─── Article

I must "maximize utility". This is done when the slope of -px/py = -MUx/MUy.

MUx = (1/4x^-2/3)(y^2/5)
MUy = (2/4x^1/3)(y^-1/5)
Budget line: 80 = 7x + 2y

Homework Equations



MUx = (1/4x^-2/3)(y^2/5)
MUy = (2/4x^1/3)(y^-1/5)
Budget line: 80 = 7x + 2y

The Attempt at a Solution


-px/py = -7/2

Thus, I must find when MUx/MUy = -7/2. I don't need the actual answer, just wondering how I would do this?

Do you mean
MU_x = \frac{1}{4} x^{-2/3} y^{2/5},
or do you mean
MU_x = \frac{1}{4 x^{-2/3}} y^{2/5}? If you mean the former, use parentheses, like this: MUx = (1/4) x^(-2/3) y^(2/5), but if you mean the latter, use parenthese also, but in different places, like this: MUx = 1/(4 x^(-2/3)) y^(2/5), etc.

I will assume you want MUx = (1/4) x^(-2/3) y^(2/5) and MUy = (2/4) x^(1/3) y^(-1/5). So, just compute MUx/MUy using elementary algebra rules. Equating that to px/py gives one equation connecting x and y. The budget constraint gives another equation.

If the expressions you give above are correct, the final set of 2 equations in 2 unknowns does not gave any simple "closed-form" solution; it must be tackled numerically.
 
939 said:

Homework Statement



I must "maximize utility". This is done when the slope of -px/py = -MUx/MUy.

MUx = (1/4x^-2/3)(y^2/5)
MUy = (2/4x^1/3)(y^-1/5)
Budget line: 80 = 7x + 2y

Homework Equations



MUx = (1/4x^-2/3)(y^2/5)
MUy = (2/4x^1/3)(y^-1/5)
Budget line: 80 = 7x + 2y

The Attempt at a Solution


-px/py = -7/2

Thus, I must find when MUx/MUy = -7/2. I don't need the actual answer, just wondering how I would do this?

What do MUx and MUy mean? Each one is a function of both x and y, so what is the purpose of x in MUx and the purpose of y in MUy?

I see where the -7/2 number comes from, which is solving the budget line equation for y (i.e., writing the line equation in slope-intercept form):
7x + 2y = 80 ##\Rightarrow## y = (-7/2)x + 80.

Is all that is asked for as simple as dividing MUx by MUy?
 
Ray Vickson said:
Do you mean
MU_x = \frac{1}{4} x^{-2/3} y^{2/5},
or do you mean
MU_x = \frac{1}{4 x^{-2/3}} y^{2/5}? If you mean the former, use parentheses, like this: MUx = (1/4) x^(-2/3) y^(2/5), but if you mean the latter, use parenthese also, but in different places, like this: MUx = 1/(4 x^(-2/3)) y^(2/5), etc.

──────
─── Information given

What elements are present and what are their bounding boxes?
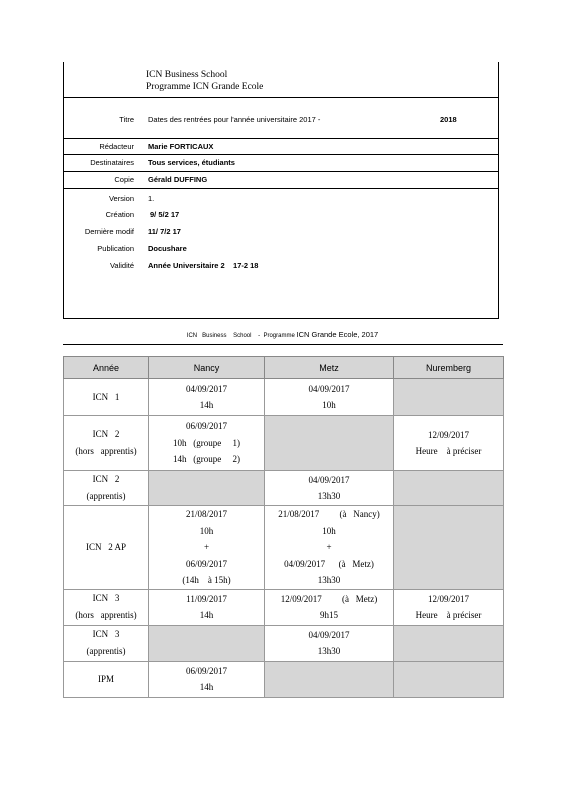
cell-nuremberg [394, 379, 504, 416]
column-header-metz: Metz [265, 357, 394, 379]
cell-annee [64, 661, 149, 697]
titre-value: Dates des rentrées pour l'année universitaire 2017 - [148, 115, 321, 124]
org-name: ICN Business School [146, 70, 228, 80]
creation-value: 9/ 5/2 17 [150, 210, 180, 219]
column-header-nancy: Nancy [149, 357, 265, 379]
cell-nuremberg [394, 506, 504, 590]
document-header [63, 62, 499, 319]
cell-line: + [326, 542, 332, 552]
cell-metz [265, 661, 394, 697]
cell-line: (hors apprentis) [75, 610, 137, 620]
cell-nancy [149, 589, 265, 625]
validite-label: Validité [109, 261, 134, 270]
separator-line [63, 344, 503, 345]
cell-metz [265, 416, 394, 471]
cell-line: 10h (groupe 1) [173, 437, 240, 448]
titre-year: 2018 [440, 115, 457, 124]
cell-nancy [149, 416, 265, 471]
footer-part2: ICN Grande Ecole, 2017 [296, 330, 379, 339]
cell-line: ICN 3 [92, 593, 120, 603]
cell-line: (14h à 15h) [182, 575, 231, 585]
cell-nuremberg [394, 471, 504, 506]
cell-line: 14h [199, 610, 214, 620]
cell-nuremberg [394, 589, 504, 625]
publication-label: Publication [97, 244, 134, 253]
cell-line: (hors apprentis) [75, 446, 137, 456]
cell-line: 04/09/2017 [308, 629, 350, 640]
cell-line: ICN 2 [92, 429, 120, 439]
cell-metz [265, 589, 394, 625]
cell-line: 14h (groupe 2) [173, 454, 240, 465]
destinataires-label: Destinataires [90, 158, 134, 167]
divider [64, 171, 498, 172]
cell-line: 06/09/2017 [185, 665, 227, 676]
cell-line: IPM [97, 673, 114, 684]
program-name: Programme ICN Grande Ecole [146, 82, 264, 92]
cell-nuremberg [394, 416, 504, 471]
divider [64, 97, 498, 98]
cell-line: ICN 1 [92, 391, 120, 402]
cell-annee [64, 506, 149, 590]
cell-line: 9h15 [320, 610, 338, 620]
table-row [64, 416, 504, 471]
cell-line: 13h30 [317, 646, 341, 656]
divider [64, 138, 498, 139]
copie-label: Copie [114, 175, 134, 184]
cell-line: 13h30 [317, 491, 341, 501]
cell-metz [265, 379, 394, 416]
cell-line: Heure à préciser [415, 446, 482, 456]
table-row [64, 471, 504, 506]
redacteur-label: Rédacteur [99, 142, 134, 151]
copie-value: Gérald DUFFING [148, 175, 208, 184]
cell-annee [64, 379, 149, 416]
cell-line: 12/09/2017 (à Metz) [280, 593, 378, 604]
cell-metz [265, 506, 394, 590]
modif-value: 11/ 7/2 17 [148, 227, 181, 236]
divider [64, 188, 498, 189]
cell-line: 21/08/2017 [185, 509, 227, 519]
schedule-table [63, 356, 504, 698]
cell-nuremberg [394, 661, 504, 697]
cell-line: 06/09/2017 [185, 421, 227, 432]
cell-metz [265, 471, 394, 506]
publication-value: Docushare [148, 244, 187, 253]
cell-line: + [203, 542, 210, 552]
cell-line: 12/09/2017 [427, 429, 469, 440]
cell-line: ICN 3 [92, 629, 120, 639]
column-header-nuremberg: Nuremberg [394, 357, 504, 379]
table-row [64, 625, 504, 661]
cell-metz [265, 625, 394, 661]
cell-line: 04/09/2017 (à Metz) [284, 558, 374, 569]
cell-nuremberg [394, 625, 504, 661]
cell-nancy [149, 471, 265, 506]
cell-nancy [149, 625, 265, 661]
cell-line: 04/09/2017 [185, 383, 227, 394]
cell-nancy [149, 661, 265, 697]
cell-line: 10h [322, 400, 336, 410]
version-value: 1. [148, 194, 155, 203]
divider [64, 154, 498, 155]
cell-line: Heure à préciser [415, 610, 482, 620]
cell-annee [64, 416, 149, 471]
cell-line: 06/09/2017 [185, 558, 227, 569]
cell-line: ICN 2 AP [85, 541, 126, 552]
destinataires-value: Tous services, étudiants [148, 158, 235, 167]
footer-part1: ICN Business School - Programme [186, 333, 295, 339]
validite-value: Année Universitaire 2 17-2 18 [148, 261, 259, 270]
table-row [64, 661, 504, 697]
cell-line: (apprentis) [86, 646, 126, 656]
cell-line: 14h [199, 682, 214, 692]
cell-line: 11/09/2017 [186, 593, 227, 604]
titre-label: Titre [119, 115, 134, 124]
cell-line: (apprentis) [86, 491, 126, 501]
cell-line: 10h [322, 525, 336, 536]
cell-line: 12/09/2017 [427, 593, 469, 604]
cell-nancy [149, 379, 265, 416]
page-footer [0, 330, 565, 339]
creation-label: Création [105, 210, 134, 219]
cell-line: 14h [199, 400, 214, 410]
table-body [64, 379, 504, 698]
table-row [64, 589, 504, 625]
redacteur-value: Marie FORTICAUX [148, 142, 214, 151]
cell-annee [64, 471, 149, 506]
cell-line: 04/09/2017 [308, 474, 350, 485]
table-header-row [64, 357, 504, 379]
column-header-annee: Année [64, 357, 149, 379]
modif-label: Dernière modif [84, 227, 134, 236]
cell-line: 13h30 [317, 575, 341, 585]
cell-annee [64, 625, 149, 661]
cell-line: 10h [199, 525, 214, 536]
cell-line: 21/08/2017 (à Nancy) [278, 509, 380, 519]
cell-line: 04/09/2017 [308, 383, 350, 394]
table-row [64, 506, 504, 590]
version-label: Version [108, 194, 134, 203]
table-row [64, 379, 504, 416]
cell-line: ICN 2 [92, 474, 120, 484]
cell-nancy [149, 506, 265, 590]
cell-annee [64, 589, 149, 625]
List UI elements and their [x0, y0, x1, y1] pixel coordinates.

──────
─── Information given

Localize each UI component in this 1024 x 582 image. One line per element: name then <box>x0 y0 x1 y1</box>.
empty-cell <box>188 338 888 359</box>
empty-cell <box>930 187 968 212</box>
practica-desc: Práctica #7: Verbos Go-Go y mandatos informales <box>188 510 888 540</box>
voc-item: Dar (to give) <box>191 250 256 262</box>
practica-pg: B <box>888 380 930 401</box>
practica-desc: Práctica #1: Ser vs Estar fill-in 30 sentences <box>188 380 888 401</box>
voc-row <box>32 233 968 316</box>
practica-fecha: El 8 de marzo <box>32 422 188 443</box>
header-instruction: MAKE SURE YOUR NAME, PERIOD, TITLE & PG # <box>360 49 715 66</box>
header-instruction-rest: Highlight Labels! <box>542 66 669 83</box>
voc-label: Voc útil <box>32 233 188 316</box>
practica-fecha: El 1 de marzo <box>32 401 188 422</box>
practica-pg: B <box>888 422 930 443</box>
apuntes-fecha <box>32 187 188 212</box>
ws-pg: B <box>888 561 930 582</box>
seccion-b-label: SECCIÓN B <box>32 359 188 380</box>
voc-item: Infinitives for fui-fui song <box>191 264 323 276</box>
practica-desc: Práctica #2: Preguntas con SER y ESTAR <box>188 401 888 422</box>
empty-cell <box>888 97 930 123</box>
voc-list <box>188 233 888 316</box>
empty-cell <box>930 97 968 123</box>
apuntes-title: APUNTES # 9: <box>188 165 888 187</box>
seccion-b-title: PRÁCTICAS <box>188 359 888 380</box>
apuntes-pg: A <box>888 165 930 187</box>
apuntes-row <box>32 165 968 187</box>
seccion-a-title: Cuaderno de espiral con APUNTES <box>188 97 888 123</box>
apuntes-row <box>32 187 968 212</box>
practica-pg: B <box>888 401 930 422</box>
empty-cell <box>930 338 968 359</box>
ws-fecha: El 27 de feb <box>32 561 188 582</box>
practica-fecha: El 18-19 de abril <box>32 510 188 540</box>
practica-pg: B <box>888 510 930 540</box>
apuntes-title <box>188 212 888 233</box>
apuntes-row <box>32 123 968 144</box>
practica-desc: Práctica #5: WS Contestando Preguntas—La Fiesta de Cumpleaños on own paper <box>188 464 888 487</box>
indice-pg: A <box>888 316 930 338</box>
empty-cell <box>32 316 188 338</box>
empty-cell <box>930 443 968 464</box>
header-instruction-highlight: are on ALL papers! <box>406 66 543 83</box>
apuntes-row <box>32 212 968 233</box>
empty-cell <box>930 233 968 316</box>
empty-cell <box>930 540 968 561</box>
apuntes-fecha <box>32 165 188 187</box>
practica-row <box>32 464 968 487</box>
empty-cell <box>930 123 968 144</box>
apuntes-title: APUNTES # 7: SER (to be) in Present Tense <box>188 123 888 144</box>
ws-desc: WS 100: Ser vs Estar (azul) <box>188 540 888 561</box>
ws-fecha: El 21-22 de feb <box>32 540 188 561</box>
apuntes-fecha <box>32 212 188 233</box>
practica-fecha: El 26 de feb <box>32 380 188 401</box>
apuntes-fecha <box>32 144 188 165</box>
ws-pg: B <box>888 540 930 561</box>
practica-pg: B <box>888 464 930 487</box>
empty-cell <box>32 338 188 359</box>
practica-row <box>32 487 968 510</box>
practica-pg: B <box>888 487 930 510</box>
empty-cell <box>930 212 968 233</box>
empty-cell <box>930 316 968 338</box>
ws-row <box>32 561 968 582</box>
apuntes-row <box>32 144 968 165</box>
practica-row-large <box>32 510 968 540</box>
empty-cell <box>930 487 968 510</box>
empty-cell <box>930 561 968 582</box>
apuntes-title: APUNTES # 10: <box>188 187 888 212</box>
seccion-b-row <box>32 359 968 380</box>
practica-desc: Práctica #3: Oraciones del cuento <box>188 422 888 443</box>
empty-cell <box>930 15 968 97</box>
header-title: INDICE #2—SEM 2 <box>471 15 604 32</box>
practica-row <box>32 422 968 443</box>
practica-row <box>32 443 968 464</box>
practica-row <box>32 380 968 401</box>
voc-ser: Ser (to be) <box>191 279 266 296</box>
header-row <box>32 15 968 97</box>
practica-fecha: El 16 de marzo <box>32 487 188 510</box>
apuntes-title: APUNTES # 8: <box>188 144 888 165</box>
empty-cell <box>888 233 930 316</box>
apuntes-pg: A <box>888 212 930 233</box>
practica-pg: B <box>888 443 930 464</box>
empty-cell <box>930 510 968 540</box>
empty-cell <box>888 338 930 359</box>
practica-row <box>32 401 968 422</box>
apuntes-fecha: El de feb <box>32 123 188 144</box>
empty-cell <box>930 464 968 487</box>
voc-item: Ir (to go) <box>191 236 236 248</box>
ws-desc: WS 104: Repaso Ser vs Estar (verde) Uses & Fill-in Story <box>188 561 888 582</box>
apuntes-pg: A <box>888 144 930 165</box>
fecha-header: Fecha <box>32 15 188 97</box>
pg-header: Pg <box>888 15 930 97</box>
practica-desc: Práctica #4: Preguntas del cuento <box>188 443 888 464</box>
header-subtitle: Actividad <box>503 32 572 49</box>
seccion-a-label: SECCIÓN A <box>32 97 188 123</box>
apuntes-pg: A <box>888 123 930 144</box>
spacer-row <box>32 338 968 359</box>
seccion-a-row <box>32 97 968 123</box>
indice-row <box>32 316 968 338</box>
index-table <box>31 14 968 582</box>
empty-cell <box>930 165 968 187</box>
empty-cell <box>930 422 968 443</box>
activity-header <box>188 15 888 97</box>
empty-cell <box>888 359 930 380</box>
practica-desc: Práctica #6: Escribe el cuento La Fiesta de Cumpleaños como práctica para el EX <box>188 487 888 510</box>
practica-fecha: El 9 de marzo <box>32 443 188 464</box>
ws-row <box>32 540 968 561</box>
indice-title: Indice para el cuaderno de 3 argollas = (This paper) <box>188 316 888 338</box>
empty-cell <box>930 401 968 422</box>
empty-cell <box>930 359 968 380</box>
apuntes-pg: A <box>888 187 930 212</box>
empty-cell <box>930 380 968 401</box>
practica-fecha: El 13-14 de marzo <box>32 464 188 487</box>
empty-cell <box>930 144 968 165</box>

──────

:: Task set ::
[1] List the distinct section headings used in the homework post quoted in the utility maximization thread.
[2] Write the next part of the utility maximization thread, picking up after its final line.

:: Responses ::
[1]
Homework Statement
Homework Equations
The Attempt at a Solution

[2]
I will assume you want MUx = (1/4) x^(-2/3) y^(2/5) and MUy = (2/4) x^(1/3) y^(-1/5). So, just compute MUx/MUy using elementary algebra rules. Equating that to px/py gives one equation connecting x and y. The budget constraint gives another equation.

If the expressions you give above are correct, the final set of 2 equations in 2 unknowns does not gave any simple "closed-form" solution; it must be tackled numerically.

Thanks, and I wanted the first one.

Mark44 said:
What do MUx and MUy mean? Each one is a function of both x and y, so what is the purpose of x in MUx and the purpose of y in MUy?

They are different combinations of goods you can get within your budget constraint, i.e. in this case the budget constraint is 80, so you could buy so much of good x and so much of good y to remain in it, buy more of x, must buy less y, etc.

...

I'm just wondering if it would be possible to solve this by mapping out all the budget constraints, and then substituting the x and y values in for MUx/MUy and see which one = -7/2?
 
939 said:
Thanks, and I wanted the first one.



They are different combinations of goods you can get within your budget constraint, i.e. in this case the budget constraint is 80, so you could buy so much of good x and so much of good y to remain in it, buy more of x, must buy less y, etc.

...

I'm just wondering if it would be possible to solve this by mapping out all the budget constraints, and then substituting the x and y values in for MUx/MUy and see which one = -7/2?

Yes, but that is doing it the hard way. However, go ahead and try it for yourself. I already suggested another method; use whichever one you like best.
 
Ray Vickson said:
I already suggested another method; use whichever one you like best.

I know, but I'm really bad at algebra :(... Can you give some advice here?

7/2 = ((1/4) x^(-2/3) y^(2/5))/((2/4) x^(1/3) y^(-1/5))
7/2 = 1/2x^-1 y^3/5
...
 
939 said:
I know, but I'm really bad at algebra :(... Can you give some advice here?

7/2 = ((1/4) x^(-2/3) y^(2/5))/((2/4) x^(1/3) y^(-1/5))
7/2 = 1/2x^-1 y^3/5
...

So, you are saying
\frac{7}{2} = \frac{1}{2} \frac{y^{3/5}}{x}.
What is stopping you from solving for x in terms of y? After doing that, you can plug in that expression for x into the budget constraint, and you will have a single equation containing y alone.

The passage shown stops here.